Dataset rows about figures
BEGIN

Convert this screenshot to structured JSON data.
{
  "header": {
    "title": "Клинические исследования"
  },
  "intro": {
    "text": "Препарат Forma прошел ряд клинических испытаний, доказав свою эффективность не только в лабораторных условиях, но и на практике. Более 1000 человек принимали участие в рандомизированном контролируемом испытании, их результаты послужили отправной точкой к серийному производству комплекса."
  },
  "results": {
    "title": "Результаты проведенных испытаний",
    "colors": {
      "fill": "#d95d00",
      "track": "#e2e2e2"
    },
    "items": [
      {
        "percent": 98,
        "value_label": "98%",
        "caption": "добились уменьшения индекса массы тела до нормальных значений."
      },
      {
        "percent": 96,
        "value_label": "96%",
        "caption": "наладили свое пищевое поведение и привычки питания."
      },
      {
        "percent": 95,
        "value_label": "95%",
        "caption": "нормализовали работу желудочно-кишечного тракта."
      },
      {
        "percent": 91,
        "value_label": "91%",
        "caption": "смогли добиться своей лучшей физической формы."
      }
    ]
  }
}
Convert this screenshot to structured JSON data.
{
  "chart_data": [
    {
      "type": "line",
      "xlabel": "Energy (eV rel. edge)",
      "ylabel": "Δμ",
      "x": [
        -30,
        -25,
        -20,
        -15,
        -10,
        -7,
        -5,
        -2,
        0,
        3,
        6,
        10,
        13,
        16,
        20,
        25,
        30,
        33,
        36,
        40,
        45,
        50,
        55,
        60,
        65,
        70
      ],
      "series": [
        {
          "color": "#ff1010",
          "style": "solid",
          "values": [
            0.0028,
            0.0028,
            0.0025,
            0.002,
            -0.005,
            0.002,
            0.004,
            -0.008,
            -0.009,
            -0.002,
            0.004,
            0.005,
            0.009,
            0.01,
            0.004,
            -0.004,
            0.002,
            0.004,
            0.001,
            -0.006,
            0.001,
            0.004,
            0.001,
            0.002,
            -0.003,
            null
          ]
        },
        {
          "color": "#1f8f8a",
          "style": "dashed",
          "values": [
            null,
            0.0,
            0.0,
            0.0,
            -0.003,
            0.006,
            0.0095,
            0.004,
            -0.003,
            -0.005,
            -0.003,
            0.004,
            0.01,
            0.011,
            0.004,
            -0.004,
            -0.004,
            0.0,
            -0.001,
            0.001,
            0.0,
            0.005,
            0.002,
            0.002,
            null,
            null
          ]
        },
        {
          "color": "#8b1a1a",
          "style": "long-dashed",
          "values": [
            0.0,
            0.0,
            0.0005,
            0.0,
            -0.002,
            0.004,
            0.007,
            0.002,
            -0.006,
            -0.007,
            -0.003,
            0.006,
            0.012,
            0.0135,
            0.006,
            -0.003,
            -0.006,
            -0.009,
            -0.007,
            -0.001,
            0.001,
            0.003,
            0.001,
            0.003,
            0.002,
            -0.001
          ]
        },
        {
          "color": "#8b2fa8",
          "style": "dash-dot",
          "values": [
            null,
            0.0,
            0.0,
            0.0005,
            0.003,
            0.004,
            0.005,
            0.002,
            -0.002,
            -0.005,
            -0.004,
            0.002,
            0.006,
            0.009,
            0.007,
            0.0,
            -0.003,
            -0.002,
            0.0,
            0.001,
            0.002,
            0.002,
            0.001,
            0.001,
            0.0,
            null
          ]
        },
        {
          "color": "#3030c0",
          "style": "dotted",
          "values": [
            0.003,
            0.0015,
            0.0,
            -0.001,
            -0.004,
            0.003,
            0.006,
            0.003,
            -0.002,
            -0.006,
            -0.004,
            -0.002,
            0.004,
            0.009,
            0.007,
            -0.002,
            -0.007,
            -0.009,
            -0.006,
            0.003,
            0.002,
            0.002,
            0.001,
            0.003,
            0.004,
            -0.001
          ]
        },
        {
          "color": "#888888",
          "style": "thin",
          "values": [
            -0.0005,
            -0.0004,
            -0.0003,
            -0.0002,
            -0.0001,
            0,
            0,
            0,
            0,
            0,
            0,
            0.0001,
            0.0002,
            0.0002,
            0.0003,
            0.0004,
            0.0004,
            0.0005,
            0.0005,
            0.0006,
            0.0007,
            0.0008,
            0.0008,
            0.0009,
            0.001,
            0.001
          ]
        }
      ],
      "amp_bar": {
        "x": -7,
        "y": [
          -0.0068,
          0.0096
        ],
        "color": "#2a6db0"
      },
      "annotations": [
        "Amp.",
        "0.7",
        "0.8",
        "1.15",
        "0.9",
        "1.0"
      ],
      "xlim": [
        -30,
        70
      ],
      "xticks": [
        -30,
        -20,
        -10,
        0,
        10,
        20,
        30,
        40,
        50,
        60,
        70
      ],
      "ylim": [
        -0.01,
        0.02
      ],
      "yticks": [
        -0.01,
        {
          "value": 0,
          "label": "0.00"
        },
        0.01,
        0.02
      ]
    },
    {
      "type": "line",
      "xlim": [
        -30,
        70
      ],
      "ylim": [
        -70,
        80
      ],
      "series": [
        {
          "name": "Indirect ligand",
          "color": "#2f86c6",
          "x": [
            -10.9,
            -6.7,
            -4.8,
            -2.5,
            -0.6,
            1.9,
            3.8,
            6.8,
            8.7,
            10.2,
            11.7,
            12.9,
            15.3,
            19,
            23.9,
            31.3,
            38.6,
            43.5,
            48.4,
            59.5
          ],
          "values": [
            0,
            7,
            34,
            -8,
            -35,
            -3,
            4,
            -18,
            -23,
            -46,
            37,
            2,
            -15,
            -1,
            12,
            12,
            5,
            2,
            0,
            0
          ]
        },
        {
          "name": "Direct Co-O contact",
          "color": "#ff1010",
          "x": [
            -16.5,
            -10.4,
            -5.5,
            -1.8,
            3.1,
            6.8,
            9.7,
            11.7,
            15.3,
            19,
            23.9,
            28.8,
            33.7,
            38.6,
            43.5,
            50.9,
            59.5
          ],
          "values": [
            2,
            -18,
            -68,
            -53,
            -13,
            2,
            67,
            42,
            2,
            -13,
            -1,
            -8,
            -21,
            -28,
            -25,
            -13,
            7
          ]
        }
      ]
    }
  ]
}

END

Do this
Transcribe all entries exactly as they are given.

Expected answer
Convert this screenshot to structured JSON data.
{
  "header": {
    "title": "Клинические исследования"
  },
  "intro": {
    "text": "Препарат Forma прошел ряд клинических испытаний, доказав свою эффективность не только в лабораторных условиях, но и на практике. Более 1000 человек принимали участие в рандомизированном контролируемом испытании, их результаты послужили отправной точкой к серийному производству комплекса."
  },
  "results": {
    "title": "Результаты проведенных испытаний",
    "colors": {
      "fill": "#d95d00",
      "track": "#e2e2e2"
    },
    "items": [
      {
        "percent": 98,
        "value_label": "98%",
        "caption": "добились уменьшения индекса массы тела до нормальных значений."
      },
      {
        "percent": 96,
        "value_label": "96%",
        "caption": "наладили свое пищевое поведение и привычки питания."
      },
      {
        "percent": 95,
        "value_label": "95%",
        "caption": "нормализовали работу желудочно-кишечного тракта."
      },
      {
        "percent": 91,
        "value_label": "91%",
        "caption": "смогли добиться своей лучшей физической формы."
      }
    ]
  }
}
Convert this screenshot to structured JSON data.
{
  "chart_data": [
    {
      "type": "line",
      "xlabel": "Energy (eV rel. edge)",
      "ylabel": "Δμ",
      "x": [
        -30,
        -25,
        -20,
        -15,
        -10,
        -7,
        -5,
        -2,
        0,
        3,
        6,
        10,
        13,
        16,
        20,
        25,
        30,
        33,
        36,
        40,
        45,
        50,
        55,
        60,
        65,
        70
      ],
      "series": [
        {
          "color": "#ff1010",
          "style": "solid",
          "values": [
            0.0028,
            0.0028,
            0.0025,
            0.002,
            -0.005,
            0.002,
            0.004,
            -0.008,
            -0.009,
            -0.002,
            0.004,
            0.005,
            0.009,
            0.01,
            0.004,
            -0.004,
            0.002,
            0.004,
            0.001,
            -0.006,
            0.001,
            0.004,
            0.001,
            0.002,
            -0.003,
            null
          ]
        },
        {
          "color": "#1f8f8a",
          "style": "dashed",
          "values": [
            null,
            0.0,
            0.0,
            0.0,
            -0.003,
            0.006,
            0.0095,
            0.004,
            -0.003,
            -0.005,
            -0.003,
            0.004,
            0.01,
            0.011,
            0.004,
            -0.004,
            -0.004,
            0.0,
            -0.001,
            0.001,
            0.0,
            0.005,
            0.002,
            0.002,
            null,
            null
          ]
        },
        {
          "color": "#8b1a1a",
          "style": "long-dashed",
          "values": [
            0.0,
            0.0,
            0.0005,
            0.0,
            -0.002,
            0.004,
            0.007,
            0.002,
            -0.006,
            -0.007,
            -0.003,
            0.006,
            0.012,
            0.0135,
            0.006,
            -0.003,
            -0.006,
            -0.009,
            -0.007,
            -0.001,
            0.001,
            0.003,
            0.001,
            0.003,
            0.002,
            -0.001
          ]
        },
        {
          "color": "#8b2fa8",
          "style": "dash-dot",
          "values": [
            null,
            0.0,
            0.0,
            0.0005,
            0.003,
            0.004,
            0.005,
            0.002,
            -0.002,
            -0.005,
            -0.004,
            0.002,
            0.006,
            0.009,
            0.007,
            0.0,
            -0.003,
            -0.002,
            0.0,
            0.001,
            0.002,
            0.002,
            0.001,
            0.001,
            0.0,
            null
          ]
        },
        {
          "color": "#3030c0",
          "style": "dotted",
          "values": [
            0.003,
            0.0015,
            0.0,
            -0.001,
            -0.004,
            0.003,
            0.006,
            0.003,
            -0.002,
            -0.006,
            -0.004,
            -0.002,
            0.004,
            0.009,
            0.007,
            -0.002,
            -0.007,
            -0.009,
            -0.006,
            0.003,
            0.002,
            0.002,
            0.001,
            0.003,
            0.004,
            -0.001
          ]
        },
        {
          "color": "#888888",
          "style": "thin",
          "values": [
            -0.0005,
            -0.0004,
            -0.0003,
            -0.0002,
            -0.0001,
            0,
            0,
            0,
            0,
            0,
            0,
            0.0001,
            0.0002,
            0.0002,
            0.0003,
            0.0004,
            0.0004,
            0.0005,
            0.0005,
            0.0006,
            0.0007,
            0.0008,
            0.0008,
            0.0009,
            0.001,
            0.001
          ]
        }
      ],
      "amp_bar": {
        "x": -7,
        "y": [
          -0.0068,
          0.0096
        ],
        "color": "#2a6db0"
      },
      "annotations": [
        "Amp.",
        "0.7",
        "0.8",
        "1.15",
        "0.9",
        "1.0"
      ],
      "xlim": [
        -30,
        70
      ],
      "xticks": [
        -30,
        -20,
        -10,
        0,
        10,
        20,
        30,
        40,
        50,
        60,
        70
      ],
      "ylim": [
        -0.01,
        0.02
      ],
      "yticks": [
        -0.01,
        {
          "value": 0,
          "label": "0.00"
        },
        0.01,
        0.02
      ]
    },
    {
      "type": "line",
      "xlim": [
        -30,
        70
      ],
      "ylim": [
        -70,
        80
      ],
      "series": [
        {
          "name": "Indirect ligand",
          "color": "#2f86c6",
          "x": [
            -10.9,
            -6.7,
            -4.8,
            -2.5,
            -0.6,
            1.9,
            3.8,
            6.8,
            8.7,
            10.2,
            11.7,
            12.9,
            15.3,
            19,
            23.9,
            31.3,
            38.6,
            43.5,
            48.4,
            59.5
          ],
          "values": [
            0,
            7,
            34,
            -8,
            -35,
            -3,
            4,
            -18,
            -23,
            -46,
            37,
            2,
            -15,
            -1,
            12,
            12,
            5,
            2,
            0,
            0
          ]
        },
        {
          "name": "Direct Co-O contact",
          "color": "#ff1010",
          "x": [
            -16.5,
            -10.4,
            -5.5,
            -1.8,
            3.1,
            6.8,
            9.7,
            11.7,
            15.3,
            19,
            23.9,
            28.8,
            33.7,
            38.6,
            43.5,
            50.9,
            59.5
          ],
          "values": [
            2,
            -18,
            -68,
            -53,
            -13,
            2,
            67,
            42,
            2,
            -13,
            -1,
            -8,
            -21,
            -28,
            -25,
            -13,
            7
          ]
        }
      ]
    }
  ]
}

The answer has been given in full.